━━ Given entries ━━

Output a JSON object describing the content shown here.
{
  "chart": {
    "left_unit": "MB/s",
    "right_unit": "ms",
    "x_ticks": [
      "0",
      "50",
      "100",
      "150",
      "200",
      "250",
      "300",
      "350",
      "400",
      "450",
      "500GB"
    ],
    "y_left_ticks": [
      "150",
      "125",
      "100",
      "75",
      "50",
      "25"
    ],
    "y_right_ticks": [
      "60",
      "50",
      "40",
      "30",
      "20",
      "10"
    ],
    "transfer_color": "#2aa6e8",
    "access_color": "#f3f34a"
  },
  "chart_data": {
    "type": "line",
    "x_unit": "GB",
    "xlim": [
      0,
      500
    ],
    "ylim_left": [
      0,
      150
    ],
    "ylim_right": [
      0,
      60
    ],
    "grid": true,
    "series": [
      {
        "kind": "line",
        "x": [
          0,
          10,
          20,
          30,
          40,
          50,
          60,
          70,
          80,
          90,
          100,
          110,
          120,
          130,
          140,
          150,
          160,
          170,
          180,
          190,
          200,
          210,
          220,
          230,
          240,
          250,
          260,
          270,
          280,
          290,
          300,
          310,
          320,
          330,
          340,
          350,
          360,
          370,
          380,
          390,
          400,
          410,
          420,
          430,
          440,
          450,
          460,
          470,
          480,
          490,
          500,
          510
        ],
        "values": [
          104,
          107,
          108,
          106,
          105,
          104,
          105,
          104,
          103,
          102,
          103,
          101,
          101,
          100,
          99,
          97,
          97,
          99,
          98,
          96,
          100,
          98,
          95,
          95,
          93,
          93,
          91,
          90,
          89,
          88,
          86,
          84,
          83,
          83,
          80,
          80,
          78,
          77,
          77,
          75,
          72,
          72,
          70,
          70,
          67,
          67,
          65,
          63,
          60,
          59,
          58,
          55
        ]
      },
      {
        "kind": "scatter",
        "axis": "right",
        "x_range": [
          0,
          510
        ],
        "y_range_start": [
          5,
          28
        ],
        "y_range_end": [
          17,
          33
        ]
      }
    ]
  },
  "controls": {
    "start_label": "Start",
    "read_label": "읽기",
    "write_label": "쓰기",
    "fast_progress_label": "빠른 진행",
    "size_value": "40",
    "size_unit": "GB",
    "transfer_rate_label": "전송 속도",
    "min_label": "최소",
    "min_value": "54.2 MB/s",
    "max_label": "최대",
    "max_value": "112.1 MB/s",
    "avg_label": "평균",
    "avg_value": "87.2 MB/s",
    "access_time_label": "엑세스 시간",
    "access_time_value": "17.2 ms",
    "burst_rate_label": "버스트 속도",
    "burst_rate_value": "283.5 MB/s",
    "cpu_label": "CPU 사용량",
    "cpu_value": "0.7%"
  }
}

━━━

» **Problem description**
Reproduce the entries above exactly.

» **Correct answer**
Output a JSON object describing the content shown here.
{
  "chart": {
    "left_unit": "MB/s",
    "right_unit": "ms",
    "x_ticks": [
      "0",
      "50",
      "100",
      "150",
      "200",
      "250",
      "300",
      "350",
      "400",
      "450",
      "500GB"
    ],
    "y_left_ticks": [
      "150",
      "125",
      "100",
      "75",
      "50",
      "25"
    ],
    "y_right_ticks": [
      "60",
      "50",
      "40",
      "30",
      "20",
      "10"
    ],
    "transfer_color": "#2aa6e8",
    "access_color": "#f3f34a"
  },
  "chart_data": {
    "type": "line",
    "x_unit": "GB",
    "xlim": [
      0,
      500
    ],
    "ylim_left": [
      0,
      150
    ],
    "ylim_right": [
      0,
      60
    ],
    "grid": true,
    "series": [
      {
        "kind": "line",
        "x": [
          0,
          10,
          20,
          30,
          40,
          50,
          60,
          70,
          80,
          90,
          100,
          110,
          120,
          130,
          140,
          150,
          160,
          170,
          180,
          190,
          200,
          210,
          220,
          230,
          240,
          250,
          260,
          270,
          280,
          290,
          300,
          310,
          320,
          330,
          340,
          350,
          360,
          370,
          380,
          390,
          400,
          410,
          420,
          430,
          440,
          450,
          460,
          470,
          480,
          490,
          500,
          510
        ],
        "values": [
          104,
          107,
          108,
          106,
          105,
          104,
          105,
          104,
          103,
          102,
          103,
          101,
          101,
          100,
          99,
          97,
          97,
          99,
          98,
          96,
          100,
          98,
          95,
          95,
          93,
          93,
          91,
          90,
          89,
          88,
          86,
          84,
          83,
          83,
          80,
          80,
          78,
          77,
          77,
          75,
          72,
          72,
          70,
          70,
          67,
          67,
          65,
          63,
          60,
          59,
          58,
          55
        ]
      },
      {
        "kind": "scatter",
        "axis": "right",
        "x_range": [
          0,
          510
        ],
        "y_range_start": [
          5,
          28
        ],
        "y_range_end": [
          17,
          33
        ]
      }
    ]
  },
  "controls": {
    "start_label": "Start",
    "read_label": "읽기",
    "write_label": "쓰기",
    "fast_progress_label": "빠른 진행",
    "size_value": "40",
    "size_unit": "GB",
    "transfer_rate_label": "전송 속도",
    "min_label": "최소",
    "min_value": "54.2 MB/s",
    "max_label": "최대",
    "max_value": "112.1 MB/s",
    "avg_label": "평균",
    "avg_value": "87.2 MB/s",
    "access_time_label": "엑세스 시간",
    "access_time_value": "17.2 ms",
    "burst_rate_label": "버스트 속도",
    "burst_rate_value": "283.5 MB/s",
    "cpu_label": "CPU 사용량",
    "cpu_value": "0.7%"
  }
}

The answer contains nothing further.